Data extracted from a collection
* start *

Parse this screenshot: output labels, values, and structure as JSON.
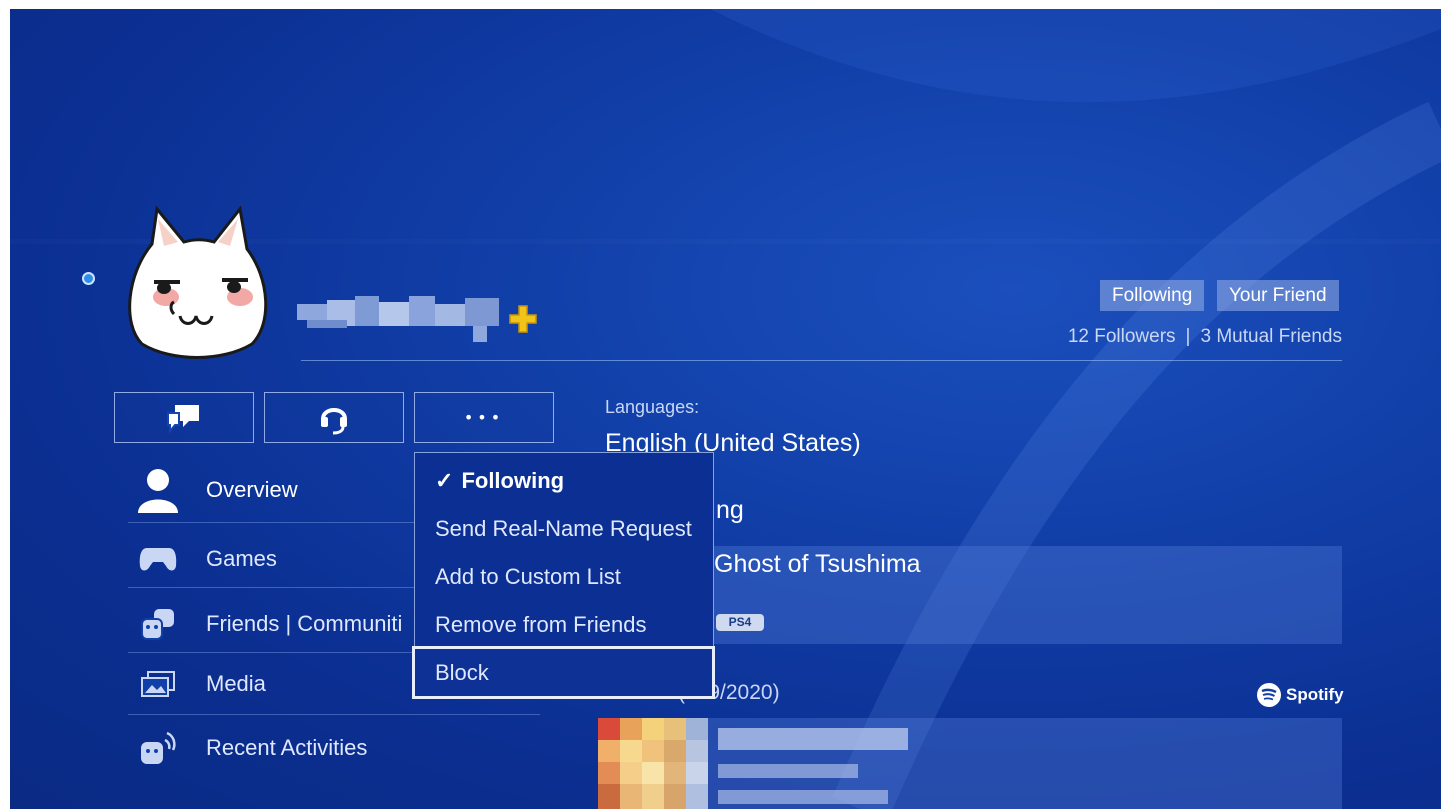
{
  "profile": {
    "online": true,
    "has_plus": true,
    "badges": [
      "Following",
      "Your Friend"
    ],
    "followers": "12 Followers",
    "mutual_friends": "3 Mutual Friends",
    "separator": "|"
  },
  "actions": {
    "message_icon": "message-bubbles-icon",
    "party_icon": "headset-icon",
    "more_icon": "ellipsis-icon",
    "more_label": "•••"
  },
  "nav": {
    "items": [
      {
        "label": "Overview",
        "icon": "person-icon",
        "active": true
      },
      {
        "label": "Games",
        "icon": "gamepad-icon"
      },
      {
        "label": "Friends | Communiti",
        "icon": "friends-icon"
      },
      {
        "label": "Media",
        "icon": "media-icon"
      },
      {
        "label": "Recent Activities",
        "icon": "activity-icon"
      }
    ]
  },
  "details": {
    "languages_label": "Languages:",
    "languages_value": "English (United States)",
    "now_playing_suffix": "ng",
    "game_title": "Ghost of Tsushima",
    "game_platform": "PS4",
    "music_label": "(1. 9/2020)",
    "music_service": "Spotify"
  },
  "menu": {
    "items": [
      {
        "label": "Following",
        "checked": true,
        "check": "✓"
      },
      {
        "label": "Send Real-Name Request"
      },
      {
        "label": "Add to Custom List"
      },
      {
        "label": "Remove from Friends"
      },
      {
        "label": "Block",
        "focused": true
      }
    ]
  },
  "colors": {
    "background": "#113fa8",
    "accent": "#2f8fe8",
    "plus": "#f2c318"
  }
}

* end *

** Task details **
Without the pictures, extract every entry verbatim.

** Task result **
Parse this screenshot: output labels, values, and structure as JSON.
{
  "profile": {
    "online": true,
    "has_plus": true,
    "badges": [
      "Following",
      "Your Friend"
    ],
    "followers": "12 Followers",
    "mutual_friends": "3 Mutual Friends",
    "separator": "|"
  },
  "actions": {
    "message_icon": "message-bubbles-icon",
    "party_icon": "headset-icon",
    "more_icon": "ellipsis-icon",
    "more_label": "•••"
  },
  "nav": {
    "items": [
      {
        "label": "Overview",
        "icon": "person-icon",
        "active": true
      },
      {
        "label": "Games",
        "icon": "gamepad-icon"
      },
      {
        "label": "Friends | Communiti",
        "icon": "friends-icon"
      },
      {
        "label": "Media",
        "icon": "media-icon"
      },
      {
        "label": "Recent Activities",
        "icon": "activity-icon"
      }
    ]
  },
  "details": {
    "languages_label": "Languages:",
    "languages_value": "English (United States)",
    "now_playing_suffix": "ng",
    "game_title": "Ghost of Tsushima",
    "game_platform": "PS4",
    "music_label": "(1. 9/2020)",
    "music_service": "Spotify"
  },
  "menu": {
    "items": [
      {
        "label": "Following",
        "checked": true,
        "check": "✓"
      },
      {
        "label": "Send Real-Name Request"
      },
      {
        "label": "Add to Custom List"
      },
      {
        "label": "Remove from Friends"
      },
      {
        "label": "Block",
        "focused": true
      }
    ]
  },
  "colors": {
    "background": "#113fa8",
    "accent": "#2f8fe8",
    "plus": "#f2c318"
  }
}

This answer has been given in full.